RECORDS:
##############################

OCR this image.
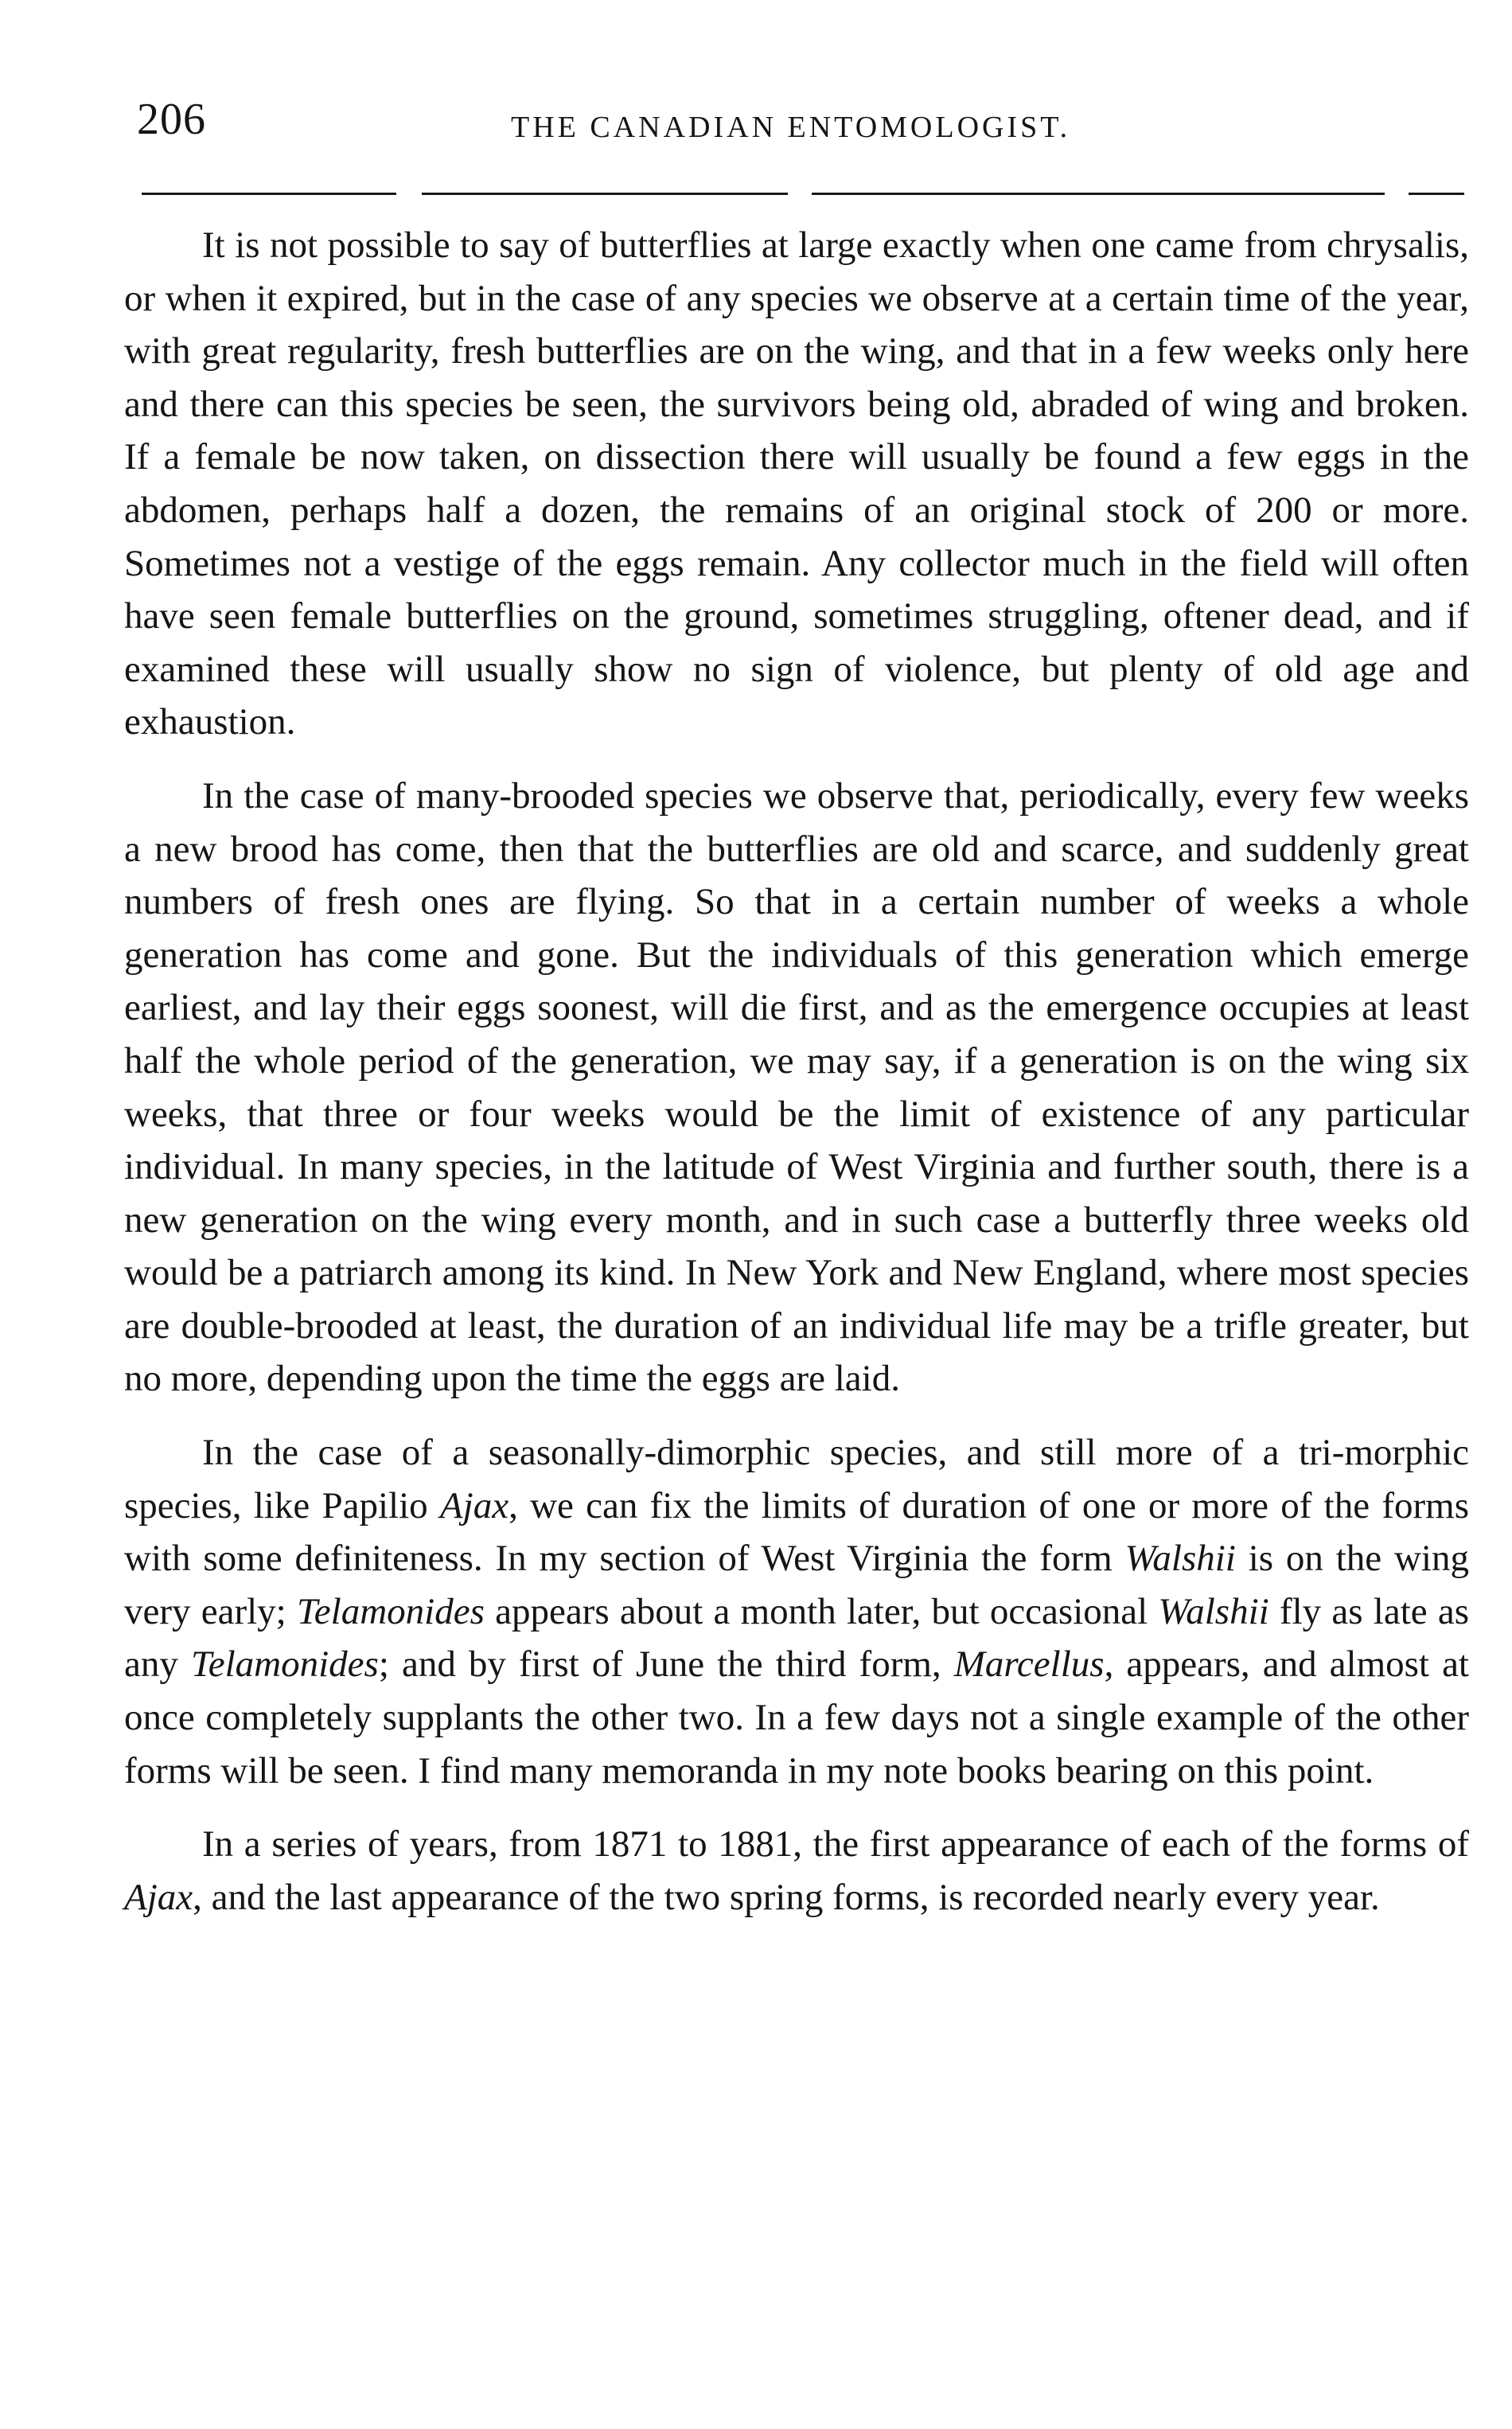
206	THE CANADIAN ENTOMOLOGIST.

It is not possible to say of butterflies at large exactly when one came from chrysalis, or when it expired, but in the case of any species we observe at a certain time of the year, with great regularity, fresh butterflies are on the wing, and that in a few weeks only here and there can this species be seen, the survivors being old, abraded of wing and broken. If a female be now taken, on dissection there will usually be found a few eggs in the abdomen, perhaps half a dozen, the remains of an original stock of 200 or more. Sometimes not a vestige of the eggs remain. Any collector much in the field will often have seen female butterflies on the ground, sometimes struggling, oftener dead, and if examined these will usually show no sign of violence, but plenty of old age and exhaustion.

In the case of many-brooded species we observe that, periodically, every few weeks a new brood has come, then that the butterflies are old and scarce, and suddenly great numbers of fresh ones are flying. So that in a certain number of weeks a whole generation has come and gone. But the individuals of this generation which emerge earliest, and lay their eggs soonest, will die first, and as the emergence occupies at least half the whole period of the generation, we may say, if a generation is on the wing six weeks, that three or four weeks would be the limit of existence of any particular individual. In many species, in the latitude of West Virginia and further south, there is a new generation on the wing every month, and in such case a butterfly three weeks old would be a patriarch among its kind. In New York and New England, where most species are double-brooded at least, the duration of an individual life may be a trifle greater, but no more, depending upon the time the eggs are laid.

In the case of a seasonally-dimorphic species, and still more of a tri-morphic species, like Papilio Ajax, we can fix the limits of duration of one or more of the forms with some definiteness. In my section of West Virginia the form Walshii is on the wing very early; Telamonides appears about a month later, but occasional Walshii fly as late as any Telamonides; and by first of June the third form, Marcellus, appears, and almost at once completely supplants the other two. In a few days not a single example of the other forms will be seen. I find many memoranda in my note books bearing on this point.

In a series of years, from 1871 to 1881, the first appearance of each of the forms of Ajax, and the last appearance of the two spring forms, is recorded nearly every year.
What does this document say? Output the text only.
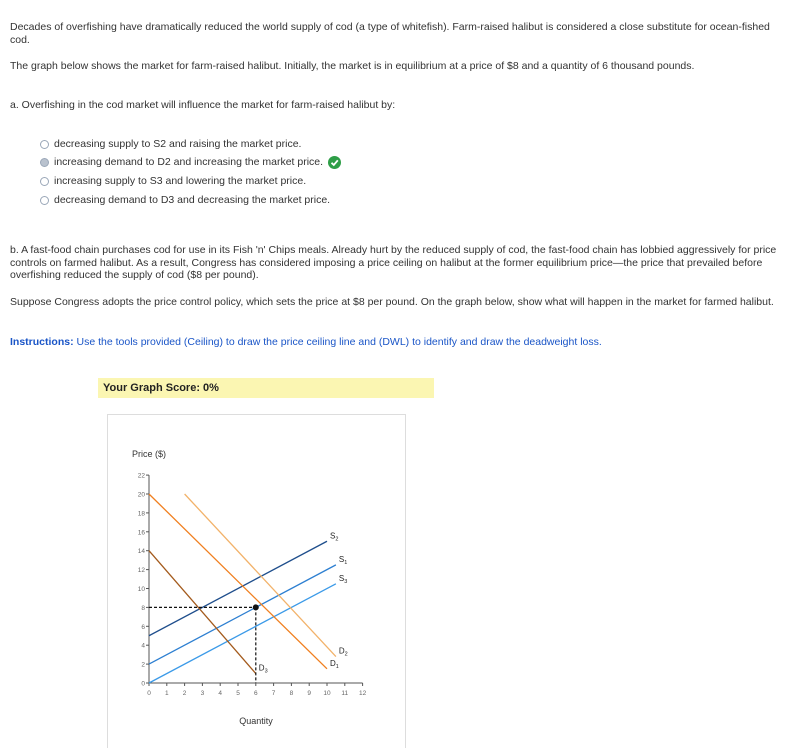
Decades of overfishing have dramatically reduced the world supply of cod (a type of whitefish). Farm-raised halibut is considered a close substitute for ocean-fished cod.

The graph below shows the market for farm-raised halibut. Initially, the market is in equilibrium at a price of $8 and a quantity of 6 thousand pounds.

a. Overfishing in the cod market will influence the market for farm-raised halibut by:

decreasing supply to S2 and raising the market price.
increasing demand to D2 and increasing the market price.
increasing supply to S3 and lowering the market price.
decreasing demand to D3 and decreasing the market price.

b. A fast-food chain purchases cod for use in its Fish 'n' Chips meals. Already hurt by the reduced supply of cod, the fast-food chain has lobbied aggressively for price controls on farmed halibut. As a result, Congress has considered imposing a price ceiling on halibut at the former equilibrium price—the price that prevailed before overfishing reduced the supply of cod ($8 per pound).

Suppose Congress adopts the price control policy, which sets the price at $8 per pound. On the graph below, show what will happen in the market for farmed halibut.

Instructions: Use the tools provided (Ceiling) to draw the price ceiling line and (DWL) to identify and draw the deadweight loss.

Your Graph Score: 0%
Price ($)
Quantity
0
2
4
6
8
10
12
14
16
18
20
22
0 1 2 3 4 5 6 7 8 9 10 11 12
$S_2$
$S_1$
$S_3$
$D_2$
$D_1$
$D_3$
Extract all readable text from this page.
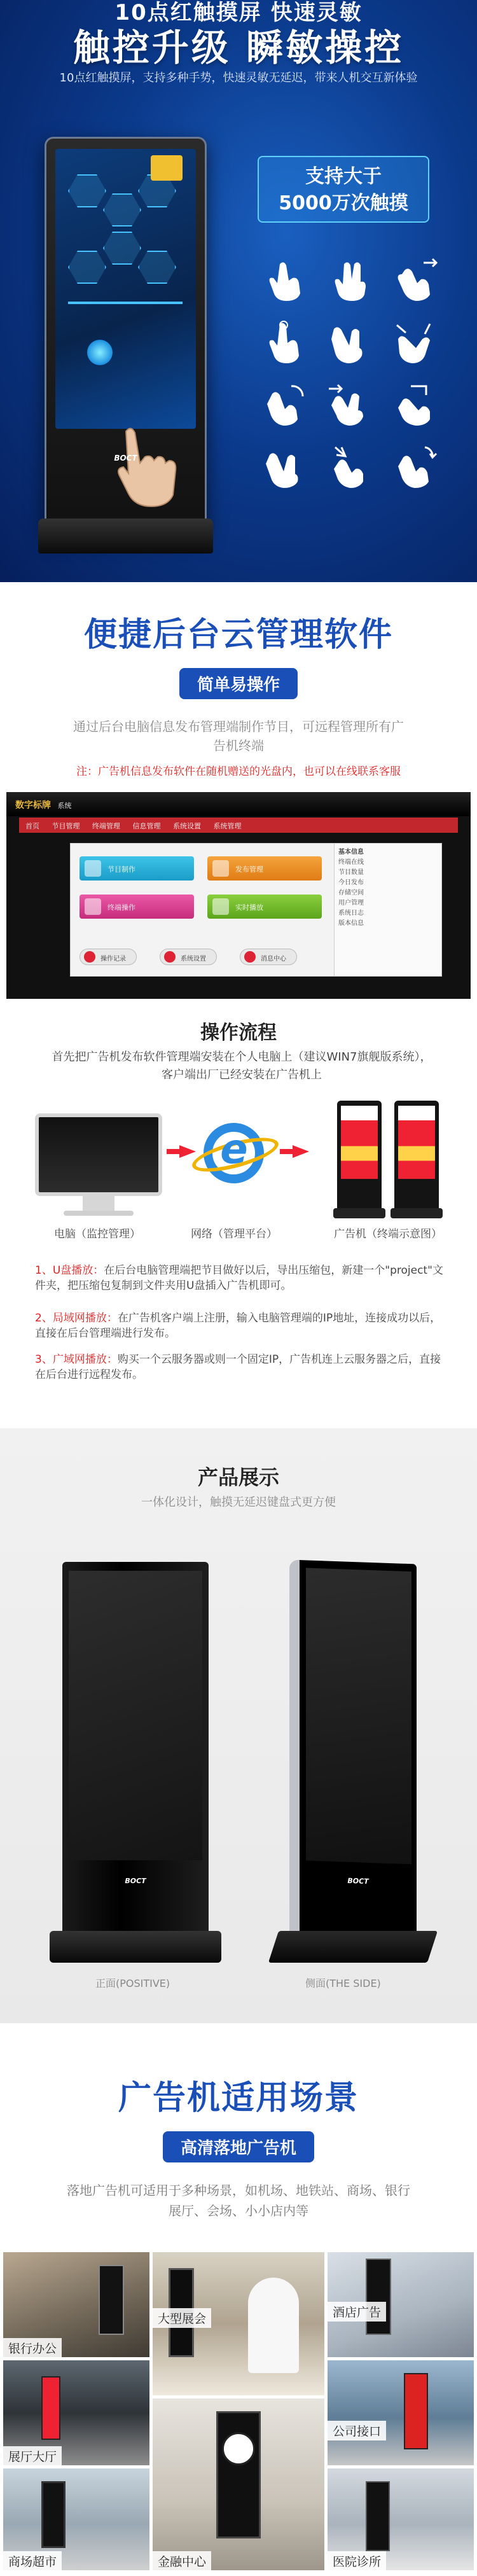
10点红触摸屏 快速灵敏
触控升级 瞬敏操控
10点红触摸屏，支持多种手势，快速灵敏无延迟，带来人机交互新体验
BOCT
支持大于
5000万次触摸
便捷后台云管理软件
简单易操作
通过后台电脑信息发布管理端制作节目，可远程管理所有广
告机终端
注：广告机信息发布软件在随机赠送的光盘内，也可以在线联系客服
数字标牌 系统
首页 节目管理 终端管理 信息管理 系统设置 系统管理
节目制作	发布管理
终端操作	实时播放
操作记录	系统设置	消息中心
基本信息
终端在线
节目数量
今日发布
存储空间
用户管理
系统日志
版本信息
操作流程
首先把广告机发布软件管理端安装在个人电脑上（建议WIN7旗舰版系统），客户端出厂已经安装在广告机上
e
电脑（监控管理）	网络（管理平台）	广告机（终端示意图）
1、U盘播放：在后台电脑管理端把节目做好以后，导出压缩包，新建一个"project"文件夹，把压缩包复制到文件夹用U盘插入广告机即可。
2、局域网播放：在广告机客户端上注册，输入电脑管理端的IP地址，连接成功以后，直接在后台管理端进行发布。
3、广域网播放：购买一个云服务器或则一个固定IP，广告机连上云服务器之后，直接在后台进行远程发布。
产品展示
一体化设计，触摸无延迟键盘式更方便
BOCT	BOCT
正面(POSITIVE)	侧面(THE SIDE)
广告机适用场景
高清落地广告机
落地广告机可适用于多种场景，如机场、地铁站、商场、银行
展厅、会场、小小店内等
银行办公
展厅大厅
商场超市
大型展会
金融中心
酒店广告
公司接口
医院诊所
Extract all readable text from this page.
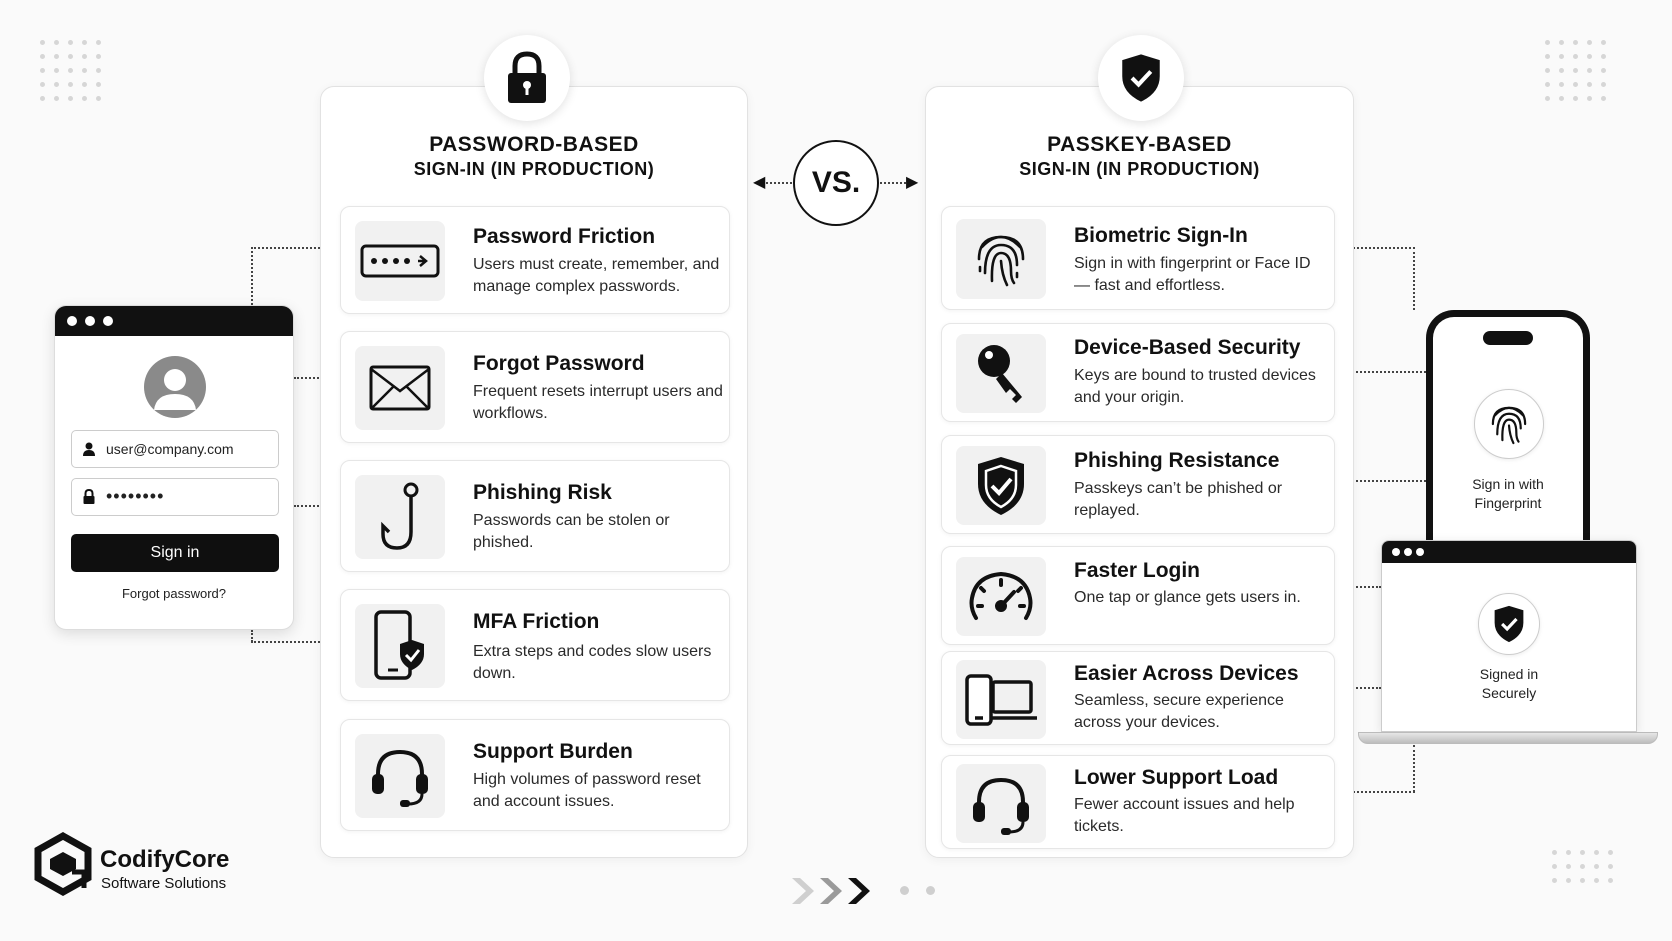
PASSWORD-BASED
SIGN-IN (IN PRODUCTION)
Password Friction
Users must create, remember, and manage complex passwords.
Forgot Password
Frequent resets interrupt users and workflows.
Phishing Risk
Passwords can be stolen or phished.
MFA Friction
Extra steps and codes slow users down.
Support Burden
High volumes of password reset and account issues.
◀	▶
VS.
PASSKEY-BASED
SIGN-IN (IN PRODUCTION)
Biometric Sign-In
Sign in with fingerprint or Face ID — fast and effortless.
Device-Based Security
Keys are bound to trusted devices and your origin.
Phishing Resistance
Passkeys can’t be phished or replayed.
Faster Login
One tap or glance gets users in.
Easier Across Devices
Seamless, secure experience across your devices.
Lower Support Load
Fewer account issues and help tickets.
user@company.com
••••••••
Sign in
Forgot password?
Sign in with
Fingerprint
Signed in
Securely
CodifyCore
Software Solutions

##############################

DIRECTION: Reproduce each line of the entries in which the word "increasing" is found.

THE SOLUTION:
increasing demand to D2 and increasing the market price.
increasing supply to S3 and lowering the market price.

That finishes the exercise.